• **Work to complete**
Leave the pictures out, and retype all of the material exactly as written.

• **Collected data**
☆ ☆ ☆ ☆
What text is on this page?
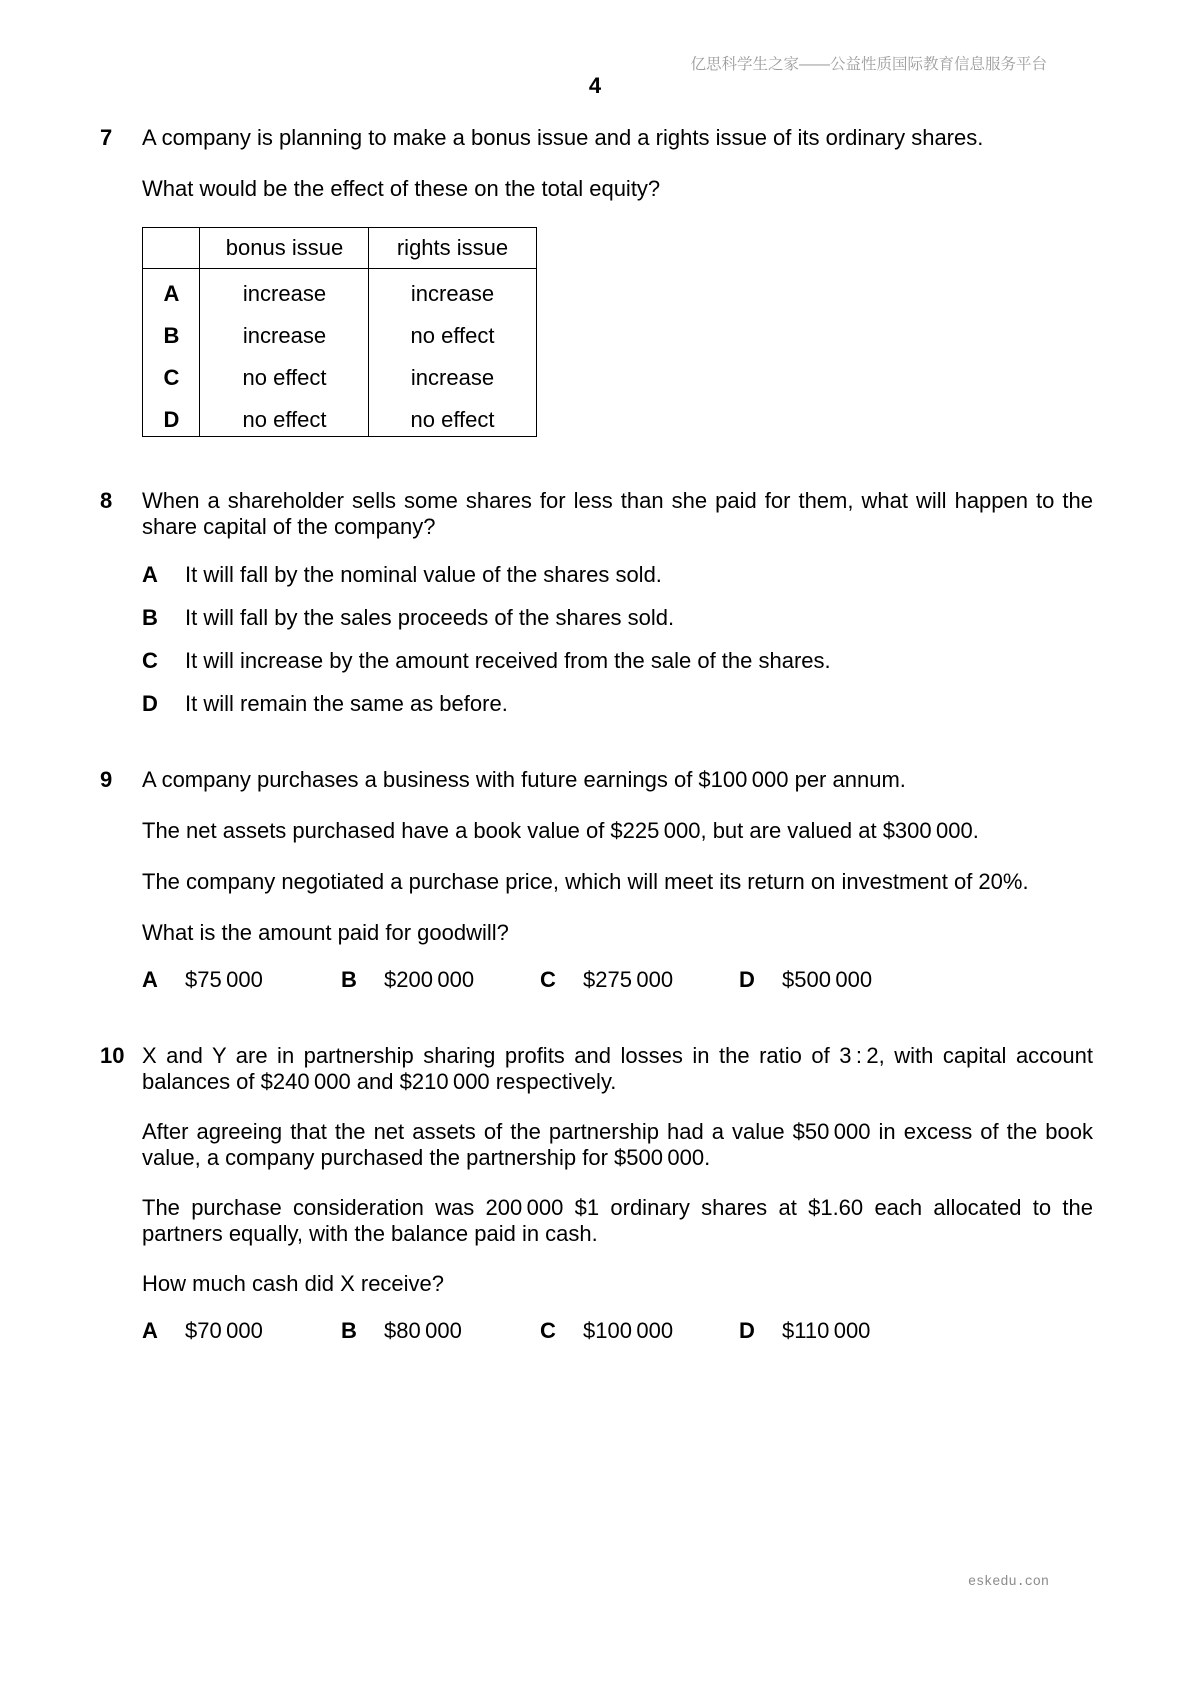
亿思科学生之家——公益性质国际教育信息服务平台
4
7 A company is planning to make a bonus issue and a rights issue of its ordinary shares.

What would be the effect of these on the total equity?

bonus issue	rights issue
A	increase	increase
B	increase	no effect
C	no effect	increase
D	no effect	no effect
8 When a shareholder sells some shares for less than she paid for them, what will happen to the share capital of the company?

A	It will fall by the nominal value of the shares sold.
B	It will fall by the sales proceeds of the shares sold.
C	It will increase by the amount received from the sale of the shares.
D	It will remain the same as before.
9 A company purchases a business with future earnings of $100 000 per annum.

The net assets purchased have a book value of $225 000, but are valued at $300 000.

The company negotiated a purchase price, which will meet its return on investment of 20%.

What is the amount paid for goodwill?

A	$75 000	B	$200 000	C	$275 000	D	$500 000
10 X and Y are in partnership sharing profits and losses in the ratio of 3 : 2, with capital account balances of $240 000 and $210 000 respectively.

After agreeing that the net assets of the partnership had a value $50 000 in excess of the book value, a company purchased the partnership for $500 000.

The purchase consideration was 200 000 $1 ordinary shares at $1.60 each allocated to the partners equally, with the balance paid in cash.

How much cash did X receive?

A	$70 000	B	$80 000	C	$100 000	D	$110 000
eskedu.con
☆ ☆ ☆ ☆
• **Solution for this exercise**
What text is on this page?
亿思科学生之家——公益性质国际教育信息服务平台
4
7 A company is planning to make a bonus issue and a rights issue of its ordinary shares.

What would be the effect of these on the total equity?

bonus issue	rights issue
A	increase	increase
B	increase	no effect
C	no effect	increase
D	no effect	no effect
8 When a shareholder sells some shares for less than she paid for them, what will happen to the share capital of the company?

A	It will fall by the nominal value of the shares sold.
B	It will fall by the sales proceeds of the shares sold.
C	It will increase by the amount received from the sale of the shares.
D	It will remain the same as before.
9 A company purchases a business with future earnings of $100 000 per annum.

The net assets purchased have a book value of $225 000, but are valued at $300 000.

The company negotiated a purchase price, which will meet its return on investment of 20%.

What is the amount paid for goodwill?

A	$75 000	B	$200 000	C	$275 000	D	$500 000
10 X and Y are in partnership sharing profits and losses in the ratio of 3 : 2, with capital account balances of $240 000 and $210 000 respectively.

After agreeing that the net assets of the partnership had a value $50 000 in excess of the book value, a company purchased the partnership for $500 000.

The purchase consideration was 200 000 $1 ordinary shares at $1.60 each allocated to the partners equally, with the balance paid in cash.

How much cash did X receive?

A	$70 000	B	$80 000	C	$100 000	D	$110 000
eskedu.con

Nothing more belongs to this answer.